(The exercise):
Gather up every line that includes the string "Commutateur".

(Record list):
>> Start
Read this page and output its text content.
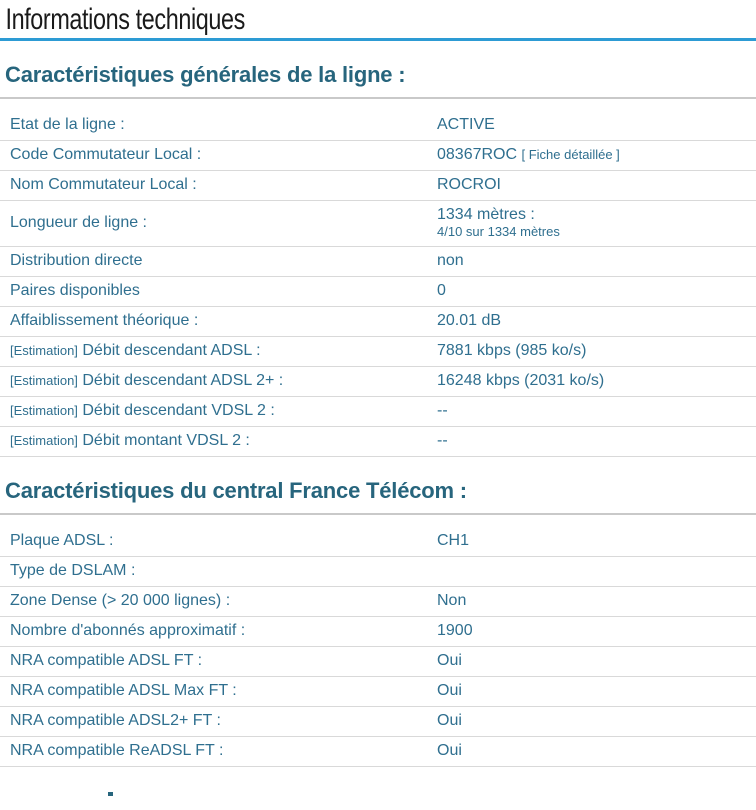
Informations techniques
Caractéristiques générales de la ligne :
Etat de la ligne :	ACTIVE
Code Commutateur Local :	08367ROC [ Fiche détaillée ]
Nom Commutateur Local :	ROCROI
Longueur de ligne :	1334 mètres :
4/10 sur 1334 mètres

Distribution directe	non
Paires disponibles	0
Affaiblissement théorique :	20.01 dB
[Estimation] Débit descendant ADSL :	7881 kbps (985 ko/s)
[Estimation] Débit descendant ADSL 2+ :	16248 kbps (2031 ko/s)
[Estimation] Débit descendant VDSL 2 :	--
[Estimation] Débit montant VDSL 2 :	--
Caractéristiques du central France Télécom :
Plaque ADSL :	CH1
Type de DSLAM :	
Zone Dense (> 20 000 lignes) :	Non
Nombre d'abonnés approximatif :	1900
NRA compatible ADSL FT :	Oui
NRA compatible ADSL Max FT :	Oui
NRA compatible ADSL2+ FT :	Oui
NRA compatible ReADSL FT :	Oui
>> End
(Exercise response):
Code Commutateur Local :	08367ROC [ Fiche détaillée ]
Nom Commutateur Local :	ROCROI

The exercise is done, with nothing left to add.